→ ROWS
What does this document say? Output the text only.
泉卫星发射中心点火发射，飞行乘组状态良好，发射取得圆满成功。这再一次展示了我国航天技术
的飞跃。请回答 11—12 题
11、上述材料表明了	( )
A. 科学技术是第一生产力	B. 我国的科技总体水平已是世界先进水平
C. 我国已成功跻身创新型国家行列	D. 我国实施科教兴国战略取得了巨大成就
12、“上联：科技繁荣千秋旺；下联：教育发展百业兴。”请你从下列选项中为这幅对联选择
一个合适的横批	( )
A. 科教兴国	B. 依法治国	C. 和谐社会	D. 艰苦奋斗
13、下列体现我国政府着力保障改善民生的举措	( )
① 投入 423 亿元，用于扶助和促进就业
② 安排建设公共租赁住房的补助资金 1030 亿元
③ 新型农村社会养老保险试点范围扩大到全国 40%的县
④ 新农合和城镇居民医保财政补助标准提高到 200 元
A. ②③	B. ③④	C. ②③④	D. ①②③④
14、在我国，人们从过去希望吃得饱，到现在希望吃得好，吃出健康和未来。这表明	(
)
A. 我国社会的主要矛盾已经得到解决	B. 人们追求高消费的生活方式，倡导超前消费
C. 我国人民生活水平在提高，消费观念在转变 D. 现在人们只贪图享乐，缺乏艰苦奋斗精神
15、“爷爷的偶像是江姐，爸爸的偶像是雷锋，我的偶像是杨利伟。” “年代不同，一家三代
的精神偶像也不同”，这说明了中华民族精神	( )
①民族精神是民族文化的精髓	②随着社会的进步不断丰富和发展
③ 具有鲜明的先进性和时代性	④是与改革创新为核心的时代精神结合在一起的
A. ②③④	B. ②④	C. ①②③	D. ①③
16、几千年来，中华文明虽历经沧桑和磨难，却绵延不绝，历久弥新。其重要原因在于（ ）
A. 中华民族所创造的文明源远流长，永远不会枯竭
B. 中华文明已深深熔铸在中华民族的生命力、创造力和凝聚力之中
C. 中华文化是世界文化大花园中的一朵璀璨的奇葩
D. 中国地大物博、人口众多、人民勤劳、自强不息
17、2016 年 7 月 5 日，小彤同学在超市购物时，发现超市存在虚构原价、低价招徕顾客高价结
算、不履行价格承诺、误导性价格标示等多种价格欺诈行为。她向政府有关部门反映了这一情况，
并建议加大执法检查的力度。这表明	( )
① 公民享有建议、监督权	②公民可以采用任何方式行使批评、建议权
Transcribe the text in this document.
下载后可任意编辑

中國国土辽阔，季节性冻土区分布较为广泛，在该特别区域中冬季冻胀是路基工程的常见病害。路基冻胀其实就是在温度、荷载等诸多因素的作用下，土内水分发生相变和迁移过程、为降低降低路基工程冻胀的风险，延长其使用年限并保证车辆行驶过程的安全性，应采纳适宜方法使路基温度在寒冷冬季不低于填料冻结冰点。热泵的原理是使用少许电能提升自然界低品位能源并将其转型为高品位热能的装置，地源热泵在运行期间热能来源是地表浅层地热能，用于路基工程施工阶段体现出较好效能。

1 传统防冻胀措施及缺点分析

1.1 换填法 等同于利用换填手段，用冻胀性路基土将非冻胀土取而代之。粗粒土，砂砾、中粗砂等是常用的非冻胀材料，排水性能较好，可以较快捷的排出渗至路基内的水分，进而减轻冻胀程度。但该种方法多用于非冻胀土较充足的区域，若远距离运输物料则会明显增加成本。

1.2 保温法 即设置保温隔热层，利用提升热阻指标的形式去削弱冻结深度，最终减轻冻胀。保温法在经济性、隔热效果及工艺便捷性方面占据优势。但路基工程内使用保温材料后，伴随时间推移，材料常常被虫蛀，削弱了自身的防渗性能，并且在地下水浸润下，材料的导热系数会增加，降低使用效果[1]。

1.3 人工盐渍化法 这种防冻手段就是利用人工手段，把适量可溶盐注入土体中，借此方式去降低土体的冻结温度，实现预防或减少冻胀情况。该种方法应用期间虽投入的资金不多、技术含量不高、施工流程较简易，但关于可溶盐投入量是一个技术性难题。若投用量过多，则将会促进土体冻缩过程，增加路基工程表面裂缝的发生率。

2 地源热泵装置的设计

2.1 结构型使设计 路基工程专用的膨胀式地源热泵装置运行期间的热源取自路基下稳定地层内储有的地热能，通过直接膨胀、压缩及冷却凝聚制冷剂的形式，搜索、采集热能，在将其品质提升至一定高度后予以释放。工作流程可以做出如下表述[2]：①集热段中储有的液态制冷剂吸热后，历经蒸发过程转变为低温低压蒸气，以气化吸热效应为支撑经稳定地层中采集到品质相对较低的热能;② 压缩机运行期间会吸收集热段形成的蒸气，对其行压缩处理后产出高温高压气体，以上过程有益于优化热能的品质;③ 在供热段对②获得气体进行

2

→ SET TASK
From the first line to the last, retype the data exactly.

→ THE ANSWER
What does this document say? Output the text only.
泉卫星发射中心点火发射，飞行乘组状态良好，发射取得圆满成功。这再一次展示了我国航天技术
的飞跃。请回答 11—12 题
11、上述材料表明了	( )
A. 科学技术是第一生产力	B. 我国的科技总体水平已是世界先进水平
C. 我国已成功跻身创新型国家行列	D. 我国实施科教兴国战略取得了巨大成就
12、“上联：科技繁荣千秋旺；下联：教育发展百业兴。”请你从下列选项中为这幅对联选择
一个合适的横批	( )
A. 科教兴国	B. 依法治国	C. 和谐社会	D. 艰苦奋斗
13、下列体现我国政府着力保障改善民生的举措	( )
① 投入 423 亿元，用于扶助和促进就业
② 安排建设公共租赁住房的补助资金 1030 亿元
③ 新型农村社会养老保险试点范围扩大到全国 40%的县
④ 新农合和城镇居民医保财政补助标准提高到 200 元
A. ②③	B. ③④	C. ②③④	D. ①②③④
14、在我国，人们从过去希望吃得饱，到现在希望吃得好，吃出健康和未来。这表明	(
)
A. 我国社会的主要矛盾已经得到解决	B. 人们追求高消费的生活方式，倡导超前消费
C. 我国人民生活水平在提高，消费观念在转变 D. 现在人们只贪图享乐，缺乏艰苦奋斗精神
15、“爷爷的偶像是江姐，爸爸的偶像是雷锋，我的偶像是杨利伟。” “年代不同，一家三代
的精神偶像也不同”，这说明了中华民族精神	( )
①民族精神是民族文化的精髓	②随着社会的进步不断丰富和发展
③ 具有鲜明的先进性和时代性	④是与改革创新为核心的时代精神结合在一起的
A. ②③④	B. ②④	C. ①②③	D. ①③
16、几千年来，中华文明虽历经沧桑和磨难，却绵延不绝，历久弥新。其重要原因在于（ ）
A. 中华民族所创造的文明源远流长，永远不会枯竭
B. 中华文明已深深熔铸在中华民族的生命力、创造力和凝聚力之中
C. 中华文化是世界文化大花园中的一朵璀璨的奇葩
D. 中国地大物博、人口众多、人民勤劳、自强不息
17、2016 年 7 月 5 日，小彤同学在超市购物时，发现超市存在虚构原价、低价招徕顾客高价结
算、不履行价格承诺、误导性价格标示等多种价格欺诈行为。她向政府有关部门反映了这一情况，
并建议加大执法检查的力度。这表明	( )
① 公民享有建议、监督权	②公民可以采用任何方式行使批评、建议权
Transcribe the text in this document.
下载后可任意编辑

中國国土辽阔，季节性冻土区分布较为广泛，在该特别区域中冬季冻胀是路基工程的常见病害。路基冻胀其实就是在温度、荷载等诸多因素的作用下，土内水分发生相变和迁移过程、为降低降低路基工程冻胀的风险，延长其使用年限并保证车辆行驶过程的安全性，应采纳适宜方法使路基温度在寒冷冬季不低于填料冻结冰点。热泵的原理是使用少许电能提升自然界低品位能源并将其转型为高品位热能的装置，地源热泵在运行期间热能来源是地表浅层地热能，用于路基工程施工阶段体现出较好效能。

1 传统防冻胀措施及缺点分析

1.1 换填法 等同于利用换填手段，用冻胀性路基土将非冻胀土取而代之。粗粒土，砂砾、中粗砂等是常用的非冻胀材料，排水性能较好，可以较快捷的排出渗至路基内的水分，进而减轻冻胀程度。但该种方法多用于非冻胀土较充足的区域，若远距离运输物料则会明显增加成本。

1.2 保温法 即设置保温隔热层，利用提升热阻指标的形式去削弱冻结深度，最终减轻冻胀。保温法在经济性、隔热效果及工艺便捷性方面占据优势。但路基工程内使用保温材料后，伴随时间推移，材料常常被虫蛀，削弱了自身的防渗性能，并且在地下水浸润下，材料的导热系数会增加，降低使用效果[1]。

1.3 人工盐渍化法 这种防冻手段就是利用人工手段，把适量可溶盐注入土体中，借此方式去降低土体的冻结温度，实现预防或减少冻胀情况。该种方法应用期间虽投入的资金不多、技术含量不高、施工流程较简易，但关于可溶盐投入量是一个技术性难题。若投用量过多，则将会促进土体冻缩过程，增加路基工程表面裂缝的发生率。

2 地源热泵装置的设计

2.1 结构型使设计 路基工程专用的膨胀式地源热泵装置运行期间的热源取自路基下稳定地层内储有的地热能，通过直接膨胀、压缩及冷却凝聚制冷剂的形式，搜索、采集热能，在将其品质提升至一定高度后予以释放。工作流程可以做出如下表述[2]：①集热段中储有的液态制冷剂吸热后，历经蒸发过程转变为低温低压蒸气，以气化吸热效应为支撑经稳定地层中采集到品质相对较低的热能;② 压缩机运行期间会吸收集热段形成的蒸气，对其行压缩处理后产出高温高压气体，以上过程有益于优化热能的品质;③ 在供热段对②获得气体进行

2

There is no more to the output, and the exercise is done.